## What you will do
Of the lines in the listing, how many include the string "need"? Write the number and nothing else.
━━━━━━━━━━━━━━━━━━━━
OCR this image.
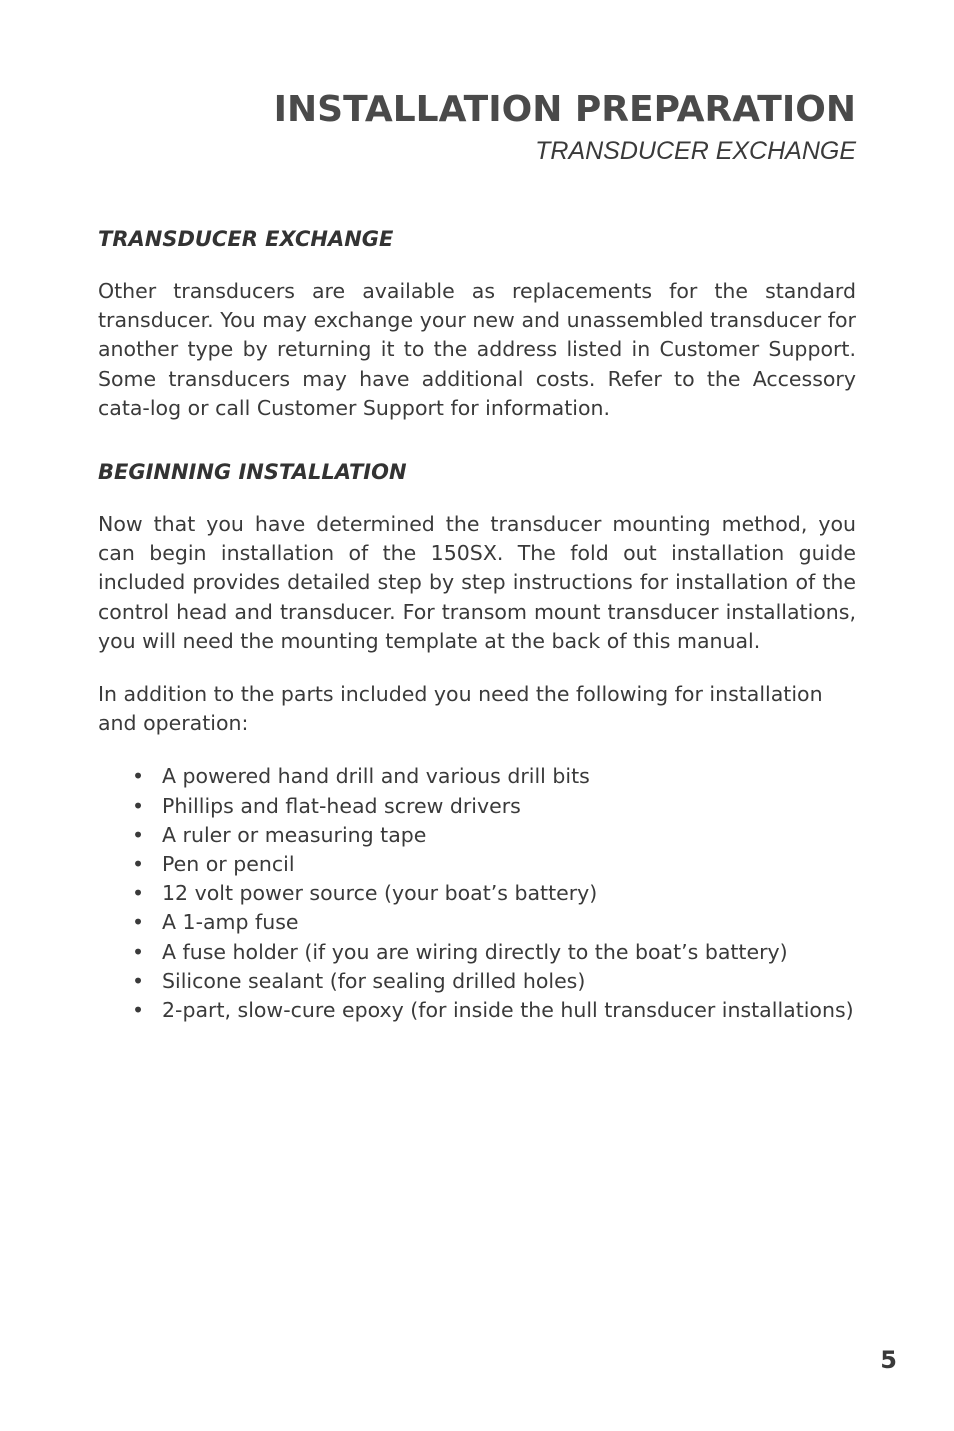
INSTALLATION PREPARATION
TRANSDUCER EXCHANGE
TRANSDUCER EXCHANGE

Other transducers are available as replacements for the standard transducer. You may exchange your new and unassembled transducer for another type by returning it to the address listed in Customer Support. Some transducers may have additional costs. Refer to the Accessory cata-log or call Customer Support for information.

BEGINNING INSTALLATION

Now that you have determined the transducer mounting method, you can begin installation of the 150SX. The fold out installation guide included provides detailed step by step instructions for installation of the control head and transducer. For transom mount transducer installations, you will need the mounting template at the back of this manual.

In addition to the parts included you need the following for installation and operation:

• A powered hand drill and various drill bits
• Phillips and flat-head screw drivers
• A ruler or measuring tape
• Pen or pencil
• 12 volt power source (your boat’s battery)
• A 1-amp fuse
• A fuse holder (if you are wiring directly to the boat’s battery)
• Silicone sealant (for sealing drilled holes)
• 2-part, slow-cure epoxy (for inside the hull transducer installations)
5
━━━━━━━━━━━━━━━━━━━━
## Correct result
2